Each entry that follows is to be retyped exactly. Pictures do not belong in the copy.

────────────────

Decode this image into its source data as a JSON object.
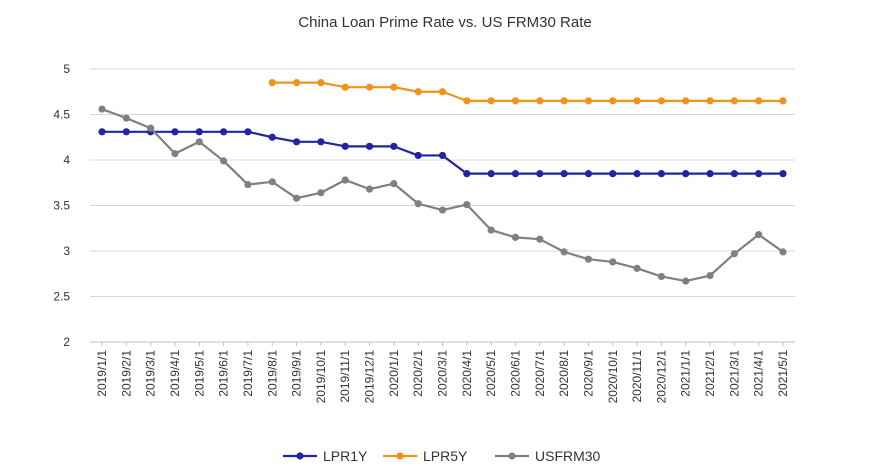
{
  "chart_data": {
    "type": "line",
    "title": "China Loan Prime Rate vs. US FRM30 Rate",
    "xlabel": "",
    "ylabel": "",
    "ylim": [
      2,
      5
    ],
    "yticks": [
      "2",
      "2.5",
      "3",
      "3.5",
      "4",
      "4.5",
      "5"
    ],
    "grid": true,
    "legend_position": "bottom",
    "x": [
      "2019/1/1",
      "2019/2/1",
      "2019/3/1",
      "2019/4/1",
      "2019/5/1",
      "2019/6/1",
      "2019/7/1",
      "2019/8/1",
      "2019/9/1",
      "2019/10/1",
      "2019/11/1",
      "2019/12/1",
      "2020/1/1",
      "2020/2/1",
      "2020/3/1",
      "2020/4/1",
      "2020/5/1",
      "2020/6/1",
      "2020/7/1",
      "2020/8/1",
      "2020/9/1",
      "2020/10/1",
      "2020/11/1",
      "2020/12/1",
      "2021/1/1",
      "2021/2/1",
      "2021/3/1",
      "2021/4/1",
      "2021/5/1"
    ],
    "series": [
      {
        "name": "LPR1Y",
        "color": "#2323a3",
        "values": [
          4.31,
          4.31,
          4.31,
          4.31,
          4.31,
          4.31,
          4.31,
          4.25,
          4.2,
          4.2,
          4.15,
          4.15,
          4.15,
          4.05,
          4.05,
          3.85,
          3.85,
          3.85,
          3.85,
          3.85,
          3.85,
          3.85,
          3.85,
          3.85,
          3.85,
          3.85,
          3.85,
          3.85,
          3.85
        ]
      },
      {
        "name": "LPR5Y",
        "color": "#f0921e",
        "values": [
          null,
          null,
          null,
          null,
          null,
          null,
          null,
          4.85,
          4.85,
          4.85,
          4.8,
          4.8,
          4.8,
          4.75,
          4.75,
          4.65,
          4.65,
          4.65,
          4.65,
          4.65,
          4.65,
          4.65,
          4.65,
          4.65,
          4.65,
          4.65,
          4.65,
          4.65,
          4.65
        ]
      },
      {
        "name": "USFRM30",
        "color": "#808080",
        "values": [
          4.56,
          4.46,
          4.35,
          4.07,
          4.2,
          3.99,
          3.73,
          3.76,
          3.58,
          3.64,
          3.78,
          3.68,
          3.74,
          3.52,
          3.45,
          3.51,
          3.23,
          3.15,
          3.13,
          2.99,
          2.91,
          2.88,
          2.81,
          2.72,
          2.67,
          2.73,
          2.97,
          3.18,
          2.99
        ]
      }
    ]
  }
}
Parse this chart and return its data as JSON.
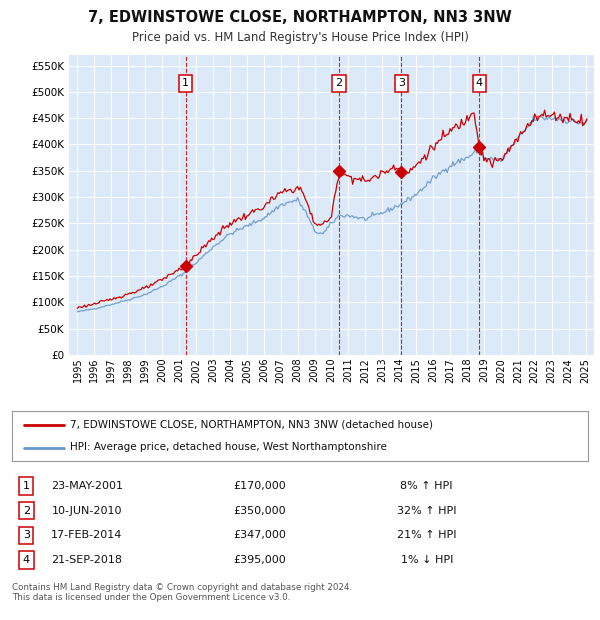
{
  "title": "7, EDWINSTOWE CLOSE, NORTHAMPTON, NN3 3NW",
  "subtitle": "Price paid vs. HM Land Registry's House Price Index (HPI)",
  "footer": "Contains HM Land Registry data © Crown copyright and database right 2024.\nThis data is licensed under the Open Government Licence v3.0.",
  "legend_line1": "7, EDWINSTOWE CLOSE, NORTHAMPTON, NN3 3NW (detached house)",
  "legend_line2": "HPI: Average price, detached house, West Northamptonshire",
  "transactions": [
    {
      "num": 1,
      "date": "23-MAY-2001",
      "price": 170000,
      "pct": "8%",
      "dir": "↑"
    },
    {
      "num": 2,
      "date": "10-JUN-2010",
      "price": 350000,
      "pct": "32%",
      "dir": "↑"
    },
    {
      "num": 3,
      "date": "17-FEB-2014",
      "price": 347000,
      "pct": "21%",
      "dir": "↑"
    },
    {
      "num": 4,
      "date": "21-SEP-2018",
      "price": 395000,
      "pct": "1%",
      "dir": "↓"
    }
  ],
  "transaction_dates_decimal": [
    2001.39,
    2010.44,
    2014.13,
    2018.73
  ],
  "trans_prices": [
    170000,
    350000,
    347000,
    395000
  ],
  "ylim": [
    0,
    570000
  ],
  "yticks": [
    0,
    50000,
    100000,
    150000,
    200000,
    250000,
    300000,
    350000,
    400000,
    450000,
    500000,
    550000
  ],
  "xlim_start": 1994.5,
  "xlim_end": 2025.5,
  "background_color": "#dce9f8",
  "red_line_color": "#cc0000",
  "blue_line_color": "#6699cc",
  "marker_color": "#cc0000",
  "dashed_line_color": "#cc0000",
  "box_color": "#cc0000",
  "grid_color": "#ffffff"
}
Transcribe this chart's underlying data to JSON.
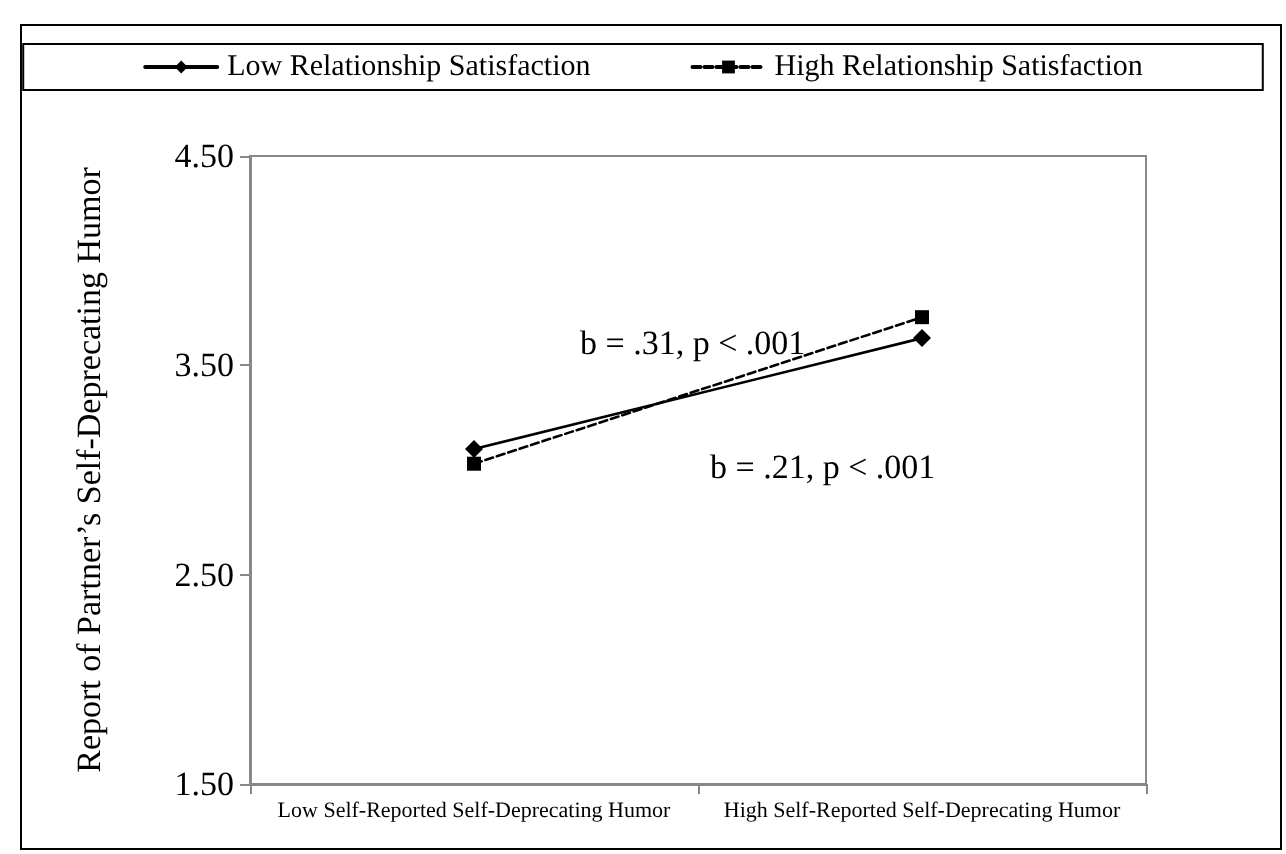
{
  "chart_data": {
    "type": "line",
    "ylabel": "Report of Partner’s Self-Deprecating Humor",
    "categories": [
      "Low Self-Reported Self-Deprecating Humor",
      "High Self-Reported Self-Deprecating Humor"
    ],
    "series": [
      {
        "name": "Low Relationship Satisfaction",
        "color": "#000000",
        "values": [
          3.1,
          3.63
        ],
        "marker": "diamond",
        "line_style": "solid"
      },
      {
        "name": "High Relationship Satisfaction",
        "color": "#000000",
        "values": [
          3.03,
          3.73
        ],
        "marker": "square",
        "line_style": "dashed"
      }
    ],
    "annotations": [
      "b = .31, p < .001",
      "b = .21, p < .001"
    ],
    "ylim": [
      1.5,
      4.5
    ],
    "yticks": [
      {
        "value": 1.5,
        "label": "1.50"
      },
      {
        "value": 2.5,
        "label": "2.50"
      },
      {
        "value": 3.5,
        "label": "3.50"
      },
      {
        "value": 4.5,
        "label": "4.50"
      }
    ],
    "grid": false,
    "legend": "top"
  }
}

────────────────

Solution:
Decode this image into its source data as a JSON object.
{
  "chart_data": {
    "type": "line",
    "title": "China Loan Prime Rate vs. US FRM30 Rate",
    "xlabel": "",
    "ylabel": "",
    "ylim": [
      2,
      5
    ],
    "yticks": [
      "2",
      "2.5",
      "3",
      "3.5",
      "4",
      "4.5",
      "5"
    ],
    "grid": true,
    "legend_position": "bottom",
    "x": [
      "2019/1/1",
      "2019/2/1",
      "2019/3/1",
      "2019/4/1",
      "2019/5/1",
      "2019/6/1",
      "2019/7/1",
      "2019/8/1",
      "2019/9/1",
      "2019/10/1",
      "2019/11/1",
      "2019/12/1",
      "2020/1/1",
      "2020/2/1",
      "2020/3/1",
      "2020/4/1",
      "2020/5/1",
      "2020/6/1",
      "2020/7/1",
      "2020/8/1",
      "2020/9/1",
      "2020/10/1",
      "2020/11/1",
      "2020/12/1",
      "2021/1/1",
      "2021/2/1",
      "2021/3/1",
      "2021/4/1",
      "2021/5/1"
    ],
    "series": [
      {
        "name": "LPR1Y",
        "color": "#2323a3",
        "values": [
          4.31,
          4.31,
          4.31,
          4.31,
          4.31,
          4.31,
          4.31,
          4.25,
          4.2,
          4.2,
          4.15,
          4.15,
          4.15,
          4.05,
          4.05,
          3.85,
          3.85,
          3.85,
          3.85,
          3.85,
          3.85,
          3.85,
          3.85,
          3.85,
          3.85,
          3.85,
          3.85,
          3.85,
          3.85
        ]
      },
      {
        "name": "LPR5Y",
        "color": "#f0921e",
        "values": [
          null,
          null,
          null,
          null,
          null,
          null,
          null,
          4.85,
          4.85,
          4.85,
          4.8,
          4.8,
          4.8,
          4.75,
          4.75,
          4.65,
          4.65,
          4.65,
          4.65,
          4.65,
          4.65,
          4.65,
          4.65,
          4.65,
          4.65,
          4.65,
          4.65,
          4.65,
          4.65
        ]
      },
      {
        "name": "USFRM30",
        "color": "#808080",
        "values": [
          4.56,
          4.46,
          4.35,
          4.07,
          4.2,
          3.99,
          3.73,
          3.76,
          3.58,
          3.64,
          3.78,
          3.68,
          3.74,
          3.52,
          3.45,
          3.51,
          3.23,
          3.15,
          3.13,
          2.99,
          2.91,
          2.88,
          2.81,
          2.72,
          2.67,
          2.73,
          2.97,
          3.18,
          2.99
        ]
      }
    ]
  }
}
Parse this chart and return its data as JSON.
{
  "title": "7, EDWINSTOWE CLOSE, NORTHAMPTON, NN3 3NW",
  "subtitle": "Price paid vs. HM Land Registry's House Price Index (HPI)",
  "footer": "Contains HM Land Registry data © Crown copyright and database right 2024.\nThis data is licensed under the Open Government Licence v3.0.",
  "legend_line1": "7, EDWINSTOWE CLOSE, NORTHAMPTON, NN3 3NW (detached house)",
  "legend_line2": "HPI: Average price, detached house, West Northamptonshire",
  "transactions": [
    {
      "num": 1,
      "date": "23-MAY-2001",
      "price": 170000,
      "pct": "8%",
      "dir": "↑"
    },
    {
      "num": 2,
      "date": "10-JUN-2010",
      "price": 350000,
      "pct": "32%",
      "dir": "↑"
    },
    {
      "num": 3,
      "date": "17-FEB-2014",
      "price": 347000,
      "pct": "21%",
      "dir": "↑"
    },
    {
      "num": 4,
      "date": "21-SEP-2018",
      "price": 395000,
      "pct": "1%",
      "dir": "↓"
    }
  ],
  "transaction_dates_decimal": [
    2001.39,
    2010.44,
    2014.13,
    2018.73
  ],
  "trans_prices": [
    170000,
    350000,
    347000,
    395000
  ],
  "ylim": [
    0,
    570000
  ],
  "yticks": [
    0,
    50000,
    100000,
    150000,
    200000,
    250000,
    300000,
    350000,
    400000,
    450000,
    500000,
    550000
  ],
  "xlim_start": 1994.5,
  "xlim_end": 2025.5,
  "background_color": "#dce9f8",
  "red_line_color": "#cc0000",
  "blue_line_color": "#6699cc",
  "marker_color": "#cc0000",
  "dashed_line_color": "#cc0000",
  "box_color": "#cc0000",
  "grid_color": "#ffffff"
}
Transcribe this chart's underlying data to JSON.
{
  "chart_data": {
    "type": "line",
    "ylabel": "Report of Partner’s Self-Deprecating Humor",
    "categories": [
      "Low Self-Reported Self-Deprecating Humor",
      "High Self-Reported Self-Deprecating Humor"
    ],
    "series": [
      {
        "name": "Low Relationship Satisfaction",
        "color": "#000000",
        "values": [
          3.1,
          3.63
        ],
        "marker": "diamond",
        "line_style": "solid"
      },
      {
        "name": "High Relationship Satisfaction",
        "color": "#000000",
        "values": [
          3.03,
          3.73
        ],
        "marker": "square",
        "line_style": "dashed"
      }
    ],
    "annotations": [
      "b = .31, p < .001",
      "b = .21, p < .001"
    ],
    "ylim": [
      1.5,
      4.5
    ],
    "yticks": [
      {
        "value": 1.5,
        "label": "1.50"
      },
      {
        "value": 2.5,
        "label": "2.50"
      },
      {
        "value": 3.5,
        "label": "3.50"
      },
      {
        "value": 4.5,
        "label": "4.50"
      }
    ],
    "grid": false,
    "legend": "top"
  }
}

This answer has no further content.